Lines of data:
*****

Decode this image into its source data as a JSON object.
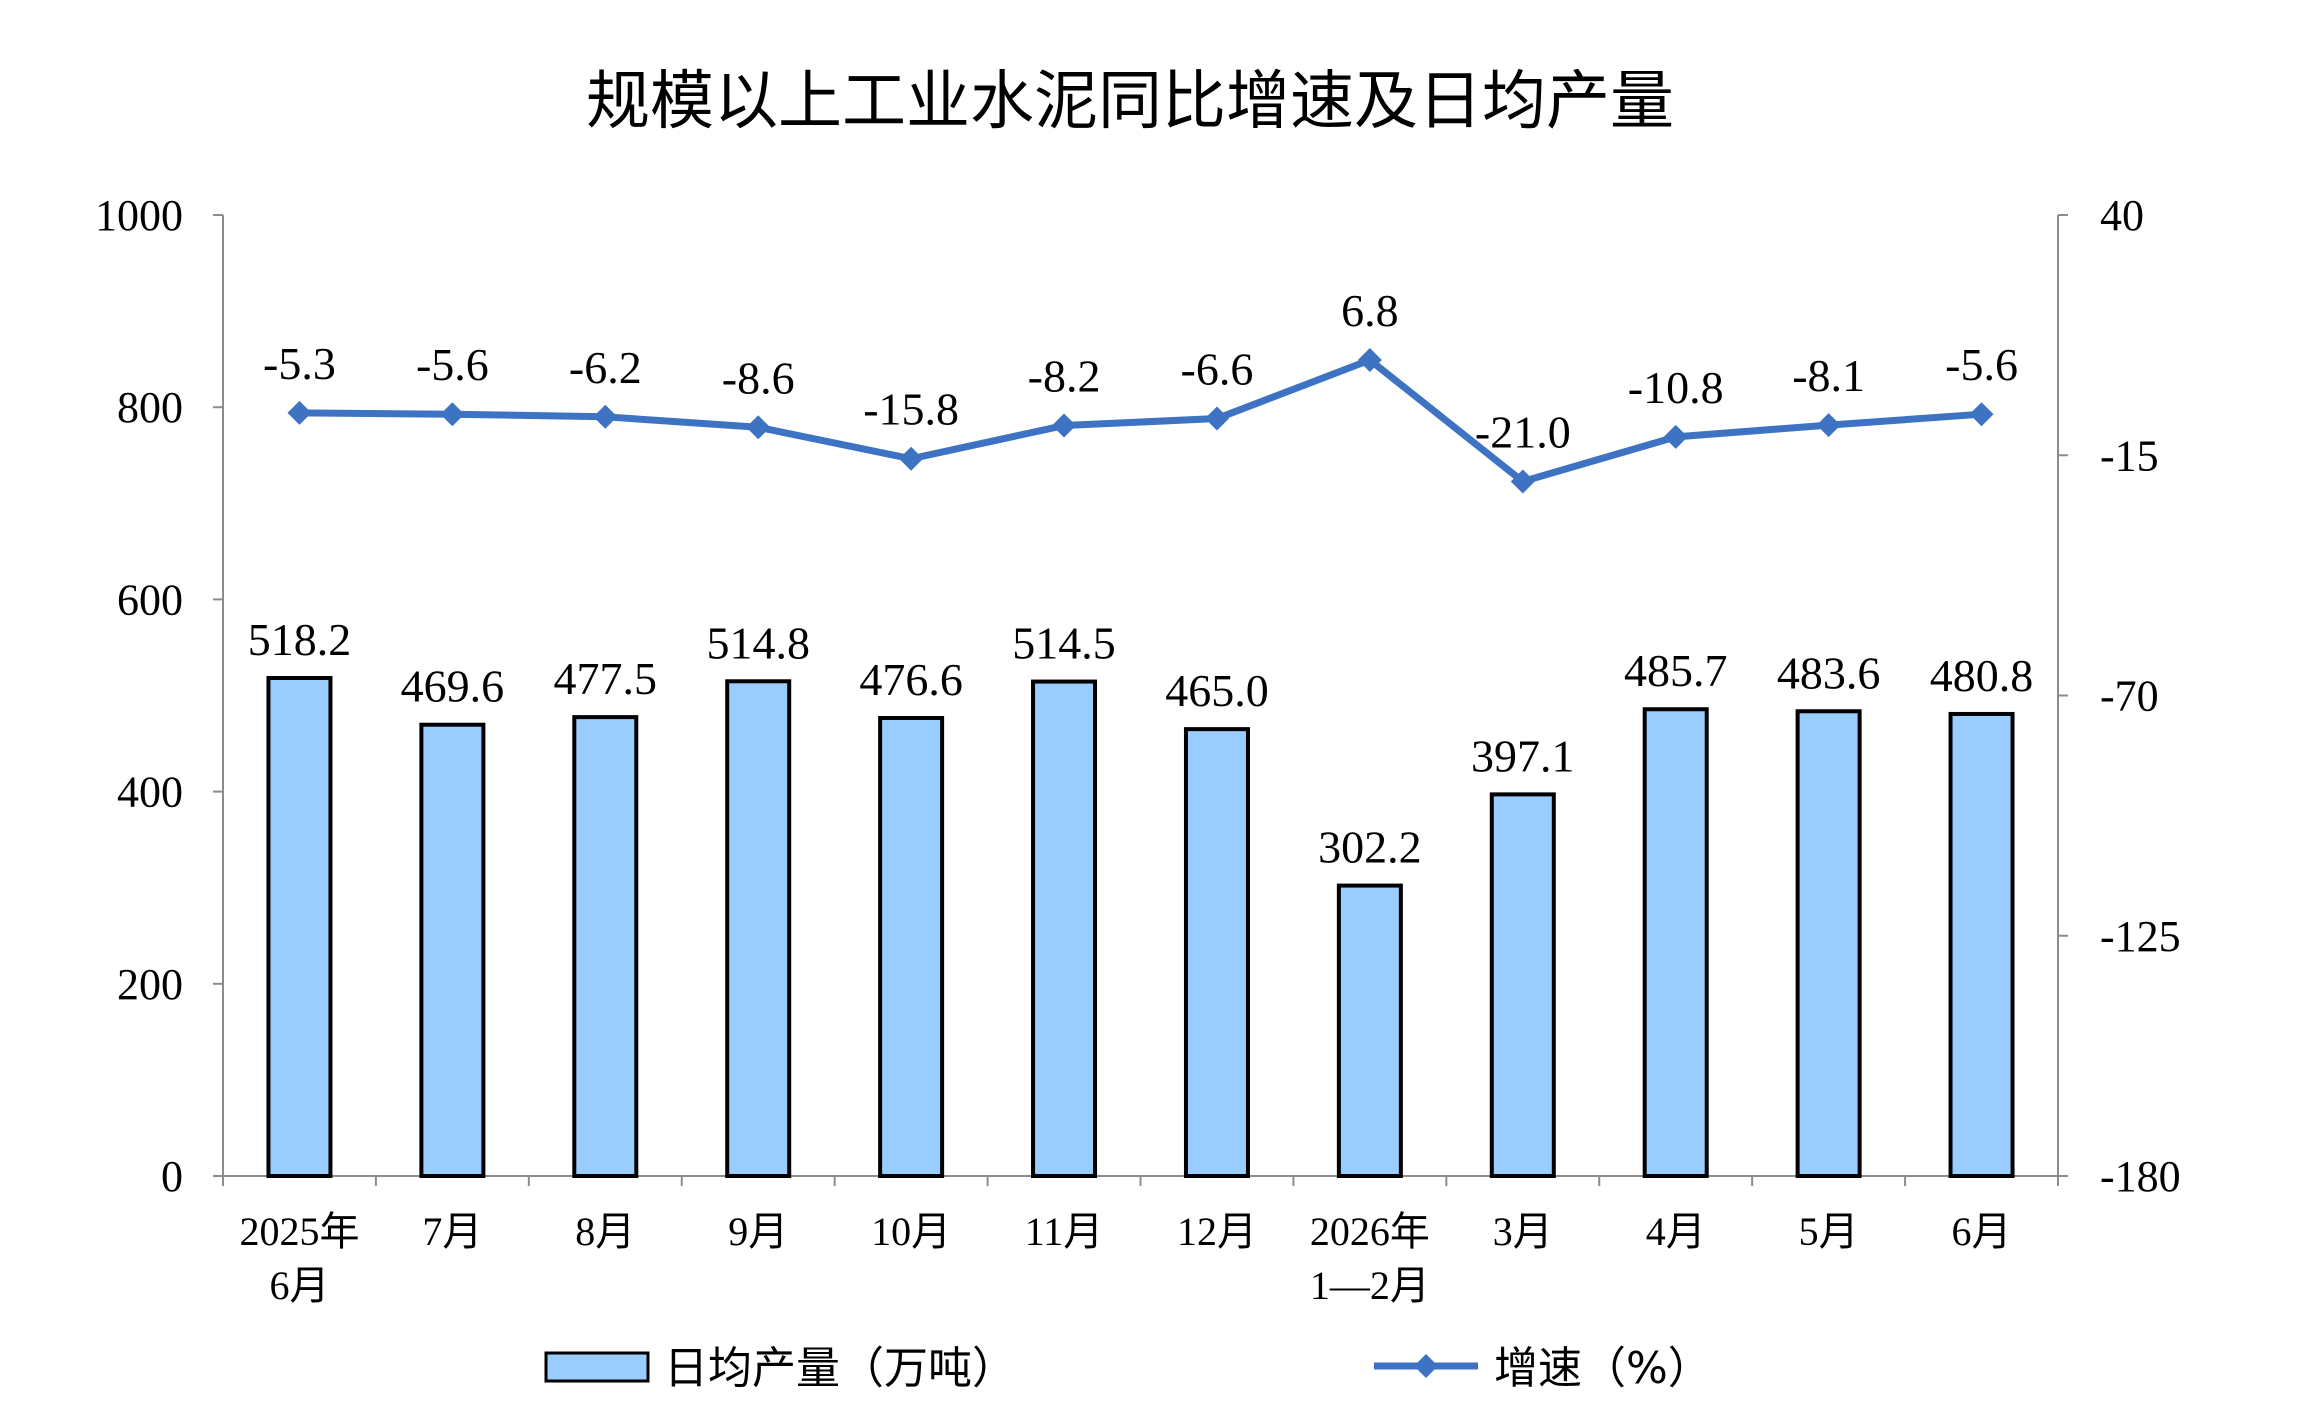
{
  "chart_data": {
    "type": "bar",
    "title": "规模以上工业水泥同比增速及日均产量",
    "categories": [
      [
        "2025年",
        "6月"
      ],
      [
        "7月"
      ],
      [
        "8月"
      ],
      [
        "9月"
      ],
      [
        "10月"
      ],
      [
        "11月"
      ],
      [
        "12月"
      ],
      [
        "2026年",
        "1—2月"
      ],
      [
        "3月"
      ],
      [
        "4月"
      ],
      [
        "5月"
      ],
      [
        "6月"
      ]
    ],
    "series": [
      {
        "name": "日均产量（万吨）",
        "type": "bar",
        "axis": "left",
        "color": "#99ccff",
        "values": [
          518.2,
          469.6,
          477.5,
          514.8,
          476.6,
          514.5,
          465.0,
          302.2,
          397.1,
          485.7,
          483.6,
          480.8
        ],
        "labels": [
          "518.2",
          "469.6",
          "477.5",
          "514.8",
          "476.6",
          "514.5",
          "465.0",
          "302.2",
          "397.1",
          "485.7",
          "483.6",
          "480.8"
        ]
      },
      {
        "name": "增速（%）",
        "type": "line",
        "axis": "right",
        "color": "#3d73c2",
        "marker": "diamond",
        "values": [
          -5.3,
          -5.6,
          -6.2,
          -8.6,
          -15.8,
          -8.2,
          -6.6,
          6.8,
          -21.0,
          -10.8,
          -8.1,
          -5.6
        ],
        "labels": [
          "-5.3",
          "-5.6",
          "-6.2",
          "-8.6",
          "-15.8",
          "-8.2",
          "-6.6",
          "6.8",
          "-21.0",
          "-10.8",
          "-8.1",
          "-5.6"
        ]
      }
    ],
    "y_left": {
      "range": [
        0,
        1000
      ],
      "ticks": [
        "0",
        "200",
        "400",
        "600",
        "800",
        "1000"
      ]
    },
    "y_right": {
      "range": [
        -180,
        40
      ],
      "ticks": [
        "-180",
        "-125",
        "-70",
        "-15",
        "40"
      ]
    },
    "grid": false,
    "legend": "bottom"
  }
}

*****

_What to do_
Repeat the preceding records precisely, and leave every picture out of the copy.

_Task output_
Decode this image into its source data as a JSON object.
{
  "chart_data": {
    "type": "bar",
    "title": "规模以上工业水泥同比增速及日均产量",
    "categories": [
      [
        "2025年",
        "6月"
      ],
      [
        "7月"
      ],
      [
        "8月"
      ],
      [
        "9月"
      ],
      [
        "10月"
      ],
      [
        "11月"
      ],
      [
        "12月"
      ],
      [
        "2026年",
        "1—2月"
      ],
      [
        "3月"
      ],
      [
        "4月"
      ],
      [
        "5月"
      ],
      [
        "6月"
      ]
    ],
    "series": [
      {
        "name": "日均产量（万吨）",
        "type": "bar",
        "axis": "left",
        "color": "#99ccff",
        "values": [
          518.2,
          469.6,
          477.5,
          514.8,
          476.6,
          514.5,
          465.0,
          302.2,
          397.1,
          485.7,
          483.6,
          480.8
        ],
        "labels": [
          "518.2",
          "469.6",
          "477.5",
          "514.8",
          "476.6",
          "514.5",
          "465.0",
          "302.2",
          "397.1",
          "485.7",
          "483.6",
          "480.8"
        ]
      },
      {
        "name": "增速（%）",
        "type": "line",
        "axis": "right",
        "color": "#3d73c2",
        "marker": "diamond",
        "values": [
          -5.3,
          -5.6,
          -6.2,
          -8.6,
          -15.8,
          -8.2,
          -6.6,
          6.8,
          -21.0,
          -10.8,
          -8.1,
          -5.6
        ],
        "labels": [
          "-5.3",
          "-5.6",
          "-6.2",
          "-8.6",
          "-15.8",
          "-8.2",
          "-6.6",
          "6.8",
          "-21.0",
          "-10.8",
          "-8.1",
          "-5.6"
        ]
      }
    ],
    "y_left": {
      "range": [
        0,
        1000
      ],
      "ticks": [
        "0",
        "200",
        "400",
        "600",
        "800",
        "1000"
      ]
    },
    "y_right": {
      "range": [
        -180,
        40
      ],
      "ticks": [
        "-180",
        "-125",
        "-70",
        "-15",
        "40"
      ]
    },
    "grid": false,
    "legend": "bottom"
  }
}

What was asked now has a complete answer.